--- start of WORKING DATA ---

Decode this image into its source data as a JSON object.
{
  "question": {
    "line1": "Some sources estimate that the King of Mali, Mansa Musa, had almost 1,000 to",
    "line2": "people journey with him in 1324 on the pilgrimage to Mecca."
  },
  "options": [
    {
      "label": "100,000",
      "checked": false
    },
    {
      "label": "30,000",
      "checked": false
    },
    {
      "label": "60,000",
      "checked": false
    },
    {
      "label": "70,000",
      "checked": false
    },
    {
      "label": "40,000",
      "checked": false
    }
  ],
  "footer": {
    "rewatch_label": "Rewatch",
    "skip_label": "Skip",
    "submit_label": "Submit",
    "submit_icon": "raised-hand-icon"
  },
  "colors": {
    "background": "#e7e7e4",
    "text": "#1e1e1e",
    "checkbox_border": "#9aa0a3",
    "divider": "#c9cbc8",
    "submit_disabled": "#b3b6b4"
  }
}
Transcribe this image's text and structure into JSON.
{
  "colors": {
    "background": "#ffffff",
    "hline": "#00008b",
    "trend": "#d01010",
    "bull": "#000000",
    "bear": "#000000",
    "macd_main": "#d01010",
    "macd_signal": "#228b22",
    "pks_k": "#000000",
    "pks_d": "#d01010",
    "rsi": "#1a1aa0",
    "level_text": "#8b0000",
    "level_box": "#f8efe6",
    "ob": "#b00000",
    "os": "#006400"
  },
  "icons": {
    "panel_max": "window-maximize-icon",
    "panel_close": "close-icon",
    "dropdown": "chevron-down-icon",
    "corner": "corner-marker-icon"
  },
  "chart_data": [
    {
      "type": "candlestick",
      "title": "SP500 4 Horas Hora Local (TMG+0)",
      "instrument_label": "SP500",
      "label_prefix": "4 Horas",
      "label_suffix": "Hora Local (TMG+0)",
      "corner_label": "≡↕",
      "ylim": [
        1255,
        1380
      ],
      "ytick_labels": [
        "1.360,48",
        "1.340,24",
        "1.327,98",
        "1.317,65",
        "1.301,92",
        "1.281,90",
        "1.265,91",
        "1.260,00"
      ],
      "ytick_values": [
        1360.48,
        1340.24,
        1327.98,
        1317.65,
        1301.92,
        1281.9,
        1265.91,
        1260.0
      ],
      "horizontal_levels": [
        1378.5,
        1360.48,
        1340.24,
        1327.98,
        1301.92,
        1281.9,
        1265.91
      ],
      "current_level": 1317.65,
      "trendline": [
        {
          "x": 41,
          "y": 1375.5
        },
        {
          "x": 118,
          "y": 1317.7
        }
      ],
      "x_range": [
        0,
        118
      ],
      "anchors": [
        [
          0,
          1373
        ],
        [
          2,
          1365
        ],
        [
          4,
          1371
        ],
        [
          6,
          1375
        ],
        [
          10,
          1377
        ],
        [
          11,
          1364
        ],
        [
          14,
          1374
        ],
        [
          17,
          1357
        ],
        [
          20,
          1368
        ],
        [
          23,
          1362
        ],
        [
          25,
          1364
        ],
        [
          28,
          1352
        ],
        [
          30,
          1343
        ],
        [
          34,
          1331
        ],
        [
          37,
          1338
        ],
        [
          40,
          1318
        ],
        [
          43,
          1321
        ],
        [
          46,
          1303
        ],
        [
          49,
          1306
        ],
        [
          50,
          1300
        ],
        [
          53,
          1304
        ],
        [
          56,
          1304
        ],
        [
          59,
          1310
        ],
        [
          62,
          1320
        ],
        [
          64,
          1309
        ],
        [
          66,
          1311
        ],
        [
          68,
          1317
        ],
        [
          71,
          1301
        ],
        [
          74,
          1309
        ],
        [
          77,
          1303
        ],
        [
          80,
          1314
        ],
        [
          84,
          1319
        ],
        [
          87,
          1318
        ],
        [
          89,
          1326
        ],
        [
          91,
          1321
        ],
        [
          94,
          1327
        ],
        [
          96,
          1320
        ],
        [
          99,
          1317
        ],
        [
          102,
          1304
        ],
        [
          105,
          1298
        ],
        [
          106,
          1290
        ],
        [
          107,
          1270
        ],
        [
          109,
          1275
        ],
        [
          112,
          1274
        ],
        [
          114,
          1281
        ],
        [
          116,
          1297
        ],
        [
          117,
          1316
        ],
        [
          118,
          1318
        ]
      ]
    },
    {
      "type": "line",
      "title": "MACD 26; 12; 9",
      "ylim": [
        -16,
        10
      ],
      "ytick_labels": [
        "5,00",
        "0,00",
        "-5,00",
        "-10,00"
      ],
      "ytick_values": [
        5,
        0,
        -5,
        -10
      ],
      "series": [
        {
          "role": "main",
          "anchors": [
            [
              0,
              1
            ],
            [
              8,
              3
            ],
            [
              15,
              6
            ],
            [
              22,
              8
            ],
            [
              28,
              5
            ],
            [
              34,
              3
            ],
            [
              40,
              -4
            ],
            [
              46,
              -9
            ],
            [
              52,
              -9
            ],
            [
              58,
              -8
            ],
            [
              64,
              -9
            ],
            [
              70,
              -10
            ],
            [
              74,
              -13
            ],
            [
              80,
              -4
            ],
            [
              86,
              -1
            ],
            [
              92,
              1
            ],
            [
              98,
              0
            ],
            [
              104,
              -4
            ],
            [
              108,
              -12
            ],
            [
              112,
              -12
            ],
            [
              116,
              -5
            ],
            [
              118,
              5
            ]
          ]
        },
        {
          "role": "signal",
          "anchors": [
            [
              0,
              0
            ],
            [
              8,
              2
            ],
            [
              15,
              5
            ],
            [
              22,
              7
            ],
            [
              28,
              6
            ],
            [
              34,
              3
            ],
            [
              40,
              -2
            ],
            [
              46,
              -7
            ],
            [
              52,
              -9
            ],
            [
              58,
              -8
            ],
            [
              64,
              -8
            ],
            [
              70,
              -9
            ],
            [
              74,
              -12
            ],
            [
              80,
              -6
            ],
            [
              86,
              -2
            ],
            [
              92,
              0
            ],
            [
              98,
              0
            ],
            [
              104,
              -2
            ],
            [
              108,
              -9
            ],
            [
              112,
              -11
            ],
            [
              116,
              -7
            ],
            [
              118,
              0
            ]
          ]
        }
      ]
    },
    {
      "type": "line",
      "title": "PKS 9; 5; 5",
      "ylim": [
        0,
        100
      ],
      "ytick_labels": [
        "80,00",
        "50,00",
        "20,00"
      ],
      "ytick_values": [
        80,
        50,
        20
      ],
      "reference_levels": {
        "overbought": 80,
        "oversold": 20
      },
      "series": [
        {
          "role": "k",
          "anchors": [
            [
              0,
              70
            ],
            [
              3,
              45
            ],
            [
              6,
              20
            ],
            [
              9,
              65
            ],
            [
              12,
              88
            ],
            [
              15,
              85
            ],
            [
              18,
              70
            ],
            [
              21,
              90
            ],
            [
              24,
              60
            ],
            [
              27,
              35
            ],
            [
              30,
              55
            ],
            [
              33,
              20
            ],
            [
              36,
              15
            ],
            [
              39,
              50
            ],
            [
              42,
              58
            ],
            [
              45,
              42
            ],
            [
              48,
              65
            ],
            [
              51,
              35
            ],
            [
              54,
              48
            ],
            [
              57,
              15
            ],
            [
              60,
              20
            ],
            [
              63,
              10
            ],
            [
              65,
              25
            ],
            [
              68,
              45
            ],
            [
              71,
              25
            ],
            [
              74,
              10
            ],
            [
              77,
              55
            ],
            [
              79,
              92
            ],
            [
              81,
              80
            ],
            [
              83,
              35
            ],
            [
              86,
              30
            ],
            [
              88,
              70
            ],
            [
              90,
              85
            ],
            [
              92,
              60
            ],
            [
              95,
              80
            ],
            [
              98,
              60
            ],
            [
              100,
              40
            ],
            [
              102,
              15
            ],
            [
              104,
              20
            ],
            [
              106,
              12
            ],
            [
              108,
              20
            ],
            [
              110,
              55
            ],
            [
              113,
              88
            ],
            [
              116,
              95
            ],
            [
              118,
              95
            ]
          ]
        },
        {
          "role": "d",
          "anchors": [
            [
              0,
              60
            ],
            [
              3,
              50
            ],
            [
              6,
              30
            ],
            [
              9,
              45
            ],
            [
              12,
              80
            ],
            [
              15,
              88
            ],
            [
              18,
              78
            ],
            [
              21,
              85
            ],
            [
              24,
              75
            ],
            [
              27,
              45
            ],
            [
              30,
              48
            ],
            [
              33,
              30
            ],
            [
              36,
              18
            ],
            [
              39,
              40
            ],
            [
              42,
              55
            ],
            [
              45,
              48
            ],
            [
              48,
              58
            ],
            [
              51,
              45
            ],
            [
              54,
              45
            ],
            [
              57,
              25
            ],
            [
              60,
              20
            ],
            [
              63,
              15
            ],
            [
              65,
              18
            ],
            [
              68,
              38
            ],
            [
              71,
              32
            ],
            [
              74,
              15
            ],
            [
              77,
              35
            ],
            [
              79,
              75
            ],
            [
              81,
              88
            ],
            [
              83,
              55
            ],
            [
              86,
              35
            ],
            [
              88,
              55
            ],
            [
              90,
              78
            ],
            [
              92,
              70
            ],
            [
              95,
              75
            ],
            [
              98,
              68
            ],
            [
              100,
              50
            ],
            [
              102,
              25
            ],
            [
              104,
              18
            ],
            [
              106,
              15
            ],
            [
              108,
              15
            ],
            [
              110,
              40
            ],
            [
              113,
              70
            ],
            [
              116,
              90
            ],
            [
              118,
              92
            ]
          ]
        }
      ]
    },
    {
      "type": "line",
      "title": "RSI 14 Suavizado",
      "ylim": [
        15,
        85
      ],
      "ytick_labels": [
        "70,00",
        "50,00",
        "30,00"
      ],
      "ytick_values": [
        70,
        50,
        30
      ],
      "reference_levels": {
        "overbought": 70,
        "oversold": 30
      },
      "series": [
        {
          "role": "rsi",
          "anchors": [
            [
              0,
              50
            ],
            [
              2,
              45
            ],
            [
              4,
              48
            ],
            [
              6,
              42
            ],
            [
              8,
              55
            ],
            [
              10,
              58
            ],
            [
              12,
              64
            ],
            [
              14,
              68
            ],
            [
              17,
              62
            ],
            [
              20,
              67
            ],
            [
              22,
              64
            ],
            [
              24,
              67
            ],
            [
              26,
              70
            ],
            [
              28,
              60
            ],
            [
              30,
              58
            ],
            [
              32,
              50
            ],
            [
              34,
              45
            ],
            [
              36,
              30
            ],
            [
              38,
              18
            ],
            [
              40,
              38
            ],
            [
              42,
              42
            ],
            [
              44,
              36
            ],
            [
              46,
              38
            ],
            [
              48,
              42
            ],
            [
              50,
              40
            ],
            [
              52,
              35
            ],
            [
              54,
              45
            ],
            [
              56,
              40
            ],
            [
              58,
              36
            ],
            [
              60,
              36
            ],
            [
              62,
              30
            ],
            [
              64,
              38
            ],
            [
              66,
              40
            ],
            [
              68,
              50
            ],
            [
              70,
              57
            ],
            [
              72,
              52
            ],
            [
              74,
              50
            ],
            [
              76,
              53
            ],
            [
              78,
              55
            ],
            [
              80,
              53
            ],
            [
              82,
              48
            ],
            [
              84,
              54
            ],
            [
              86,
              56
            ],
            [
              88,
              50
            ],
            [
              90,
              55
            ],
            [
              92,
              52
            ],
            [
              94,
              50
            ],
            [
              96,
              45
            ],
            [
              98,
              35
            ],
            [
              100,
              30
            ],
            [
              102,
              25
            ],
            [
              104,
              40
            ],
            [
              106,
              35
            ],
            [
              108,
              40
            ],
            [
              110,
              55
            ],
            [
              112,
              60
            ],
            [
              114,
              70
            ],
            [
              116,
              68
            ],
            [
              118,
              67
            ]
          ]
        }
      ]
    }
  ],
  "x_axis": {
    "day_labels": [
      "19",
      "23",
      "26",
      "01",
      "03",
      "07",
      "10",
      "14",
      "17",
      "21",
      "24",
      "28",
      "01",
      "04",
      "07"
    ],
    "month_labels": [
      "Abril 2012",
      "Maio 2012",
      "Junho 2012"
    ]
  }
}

--- end of WORKING DATA ---

• TASK GOAL:
Reply with only the number of lines in the material above where the string "Local" appears.

• EXPECTED OUTPUT:
2